— Goal —
Below are some records. Pull every line that contains the word "this".

Saved entries:

════════

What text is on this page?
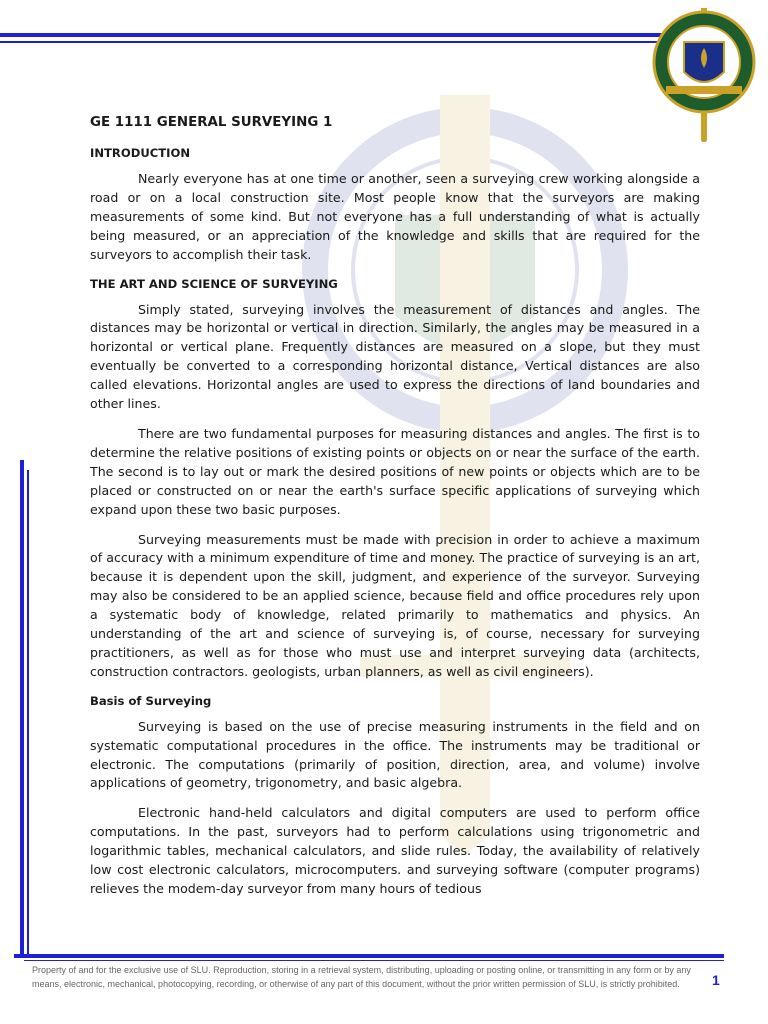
GE 1111 GENERAL SURVEYING 1
INTRODUCTION

Nearly everyone has at one time or another, seen a surveying crew working alongside a road or on a local construction site. Most people know that the surveyors are making measurements of some kind. But not everyone has a full understanding of what is actually being measured, or an appreciation of the knowledge and skills that are required for the surveyors to accomplish their task.

THE ART AND SCIENCE OF SURVEYING

Simply stated, surveying involves the measurement of distances and angles. The distances may be horizontal or vertical in direction. Similarly, the angles may be measured in a horizontal or vertical plane. Frequently distances are measured on a slope, but they must eventually be converted to a corresponding horizontal distance, Vertical distances are also called elevations. Horizontal angles are used to express the directions of land boundaries and other lines.

There are two fundamental purposes for measuring distances and angles. The first is to determine the relative positions of existing points or objects on or near the surface of the earth. The second is to lay out or mark the desired positions of new points or objects which are to be placed or constructed on or near the earth's surface specific applications of surveying which expand upon these two basic purposes.

Surveying measurements must be made with precision in order to achieve a maximum of accuracy with a minimum expenditure of time and money. The practice of surveying is an art, because it is dependent upon the skill, judgment, and experience of the surveyor. Surveying may also be considered to be an applied science, because field and office procedures rely upon a systematic body of knowledge, related primarily to mathematics and physics. An understanding of the art and science of surveying is, of course, necessary for surveying practitioners, as well as for those who must use and interpret surveying data (architects, construction contractors. geologists, urban planners, as well as civil engineers).

Basis of Surveying

Surveying is based on the use of precise measuring instruments in the field and on systematic computational procedures in the office. The instruments may be traditional or electronic. The computations (primarily of position, direction, area, and volume) involve applications of geometry, trigonometry, and basic algebra.

Electronic hand-held calculators and digital computers are used to perform office computations. In the past, surveyors had to perform calculations using trigonometric and logarithmic tables, mechanical calculators, and slide rules. Today, the availability of relatively low cost electronic calculators, microcomputers. and surveying software (computer programs) relieves the modem-day surveyor from many hours of tedious

Property of and for the exclusive use of SLU. Reproduction, storing in a retrieval system, distributing, uploading or posting online, or transmitting in any form or by any means, electronic, mechanical, photocopying, recording, or otherwise of any part of this document, without the prior written permission of SLU, is strictly prohibited.	1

════════

— Output below —
What text is on this page?
Property of and for the exclusive use of SLU. Reproduction, storing in a retrieval system, distributing, uploading or posting online, or transmitting in any form or by any means, electronic, mechanical, photocopying, recording, or otherwise of any part of this document, without the prior written permission of SLU, is strictly prohibited.	1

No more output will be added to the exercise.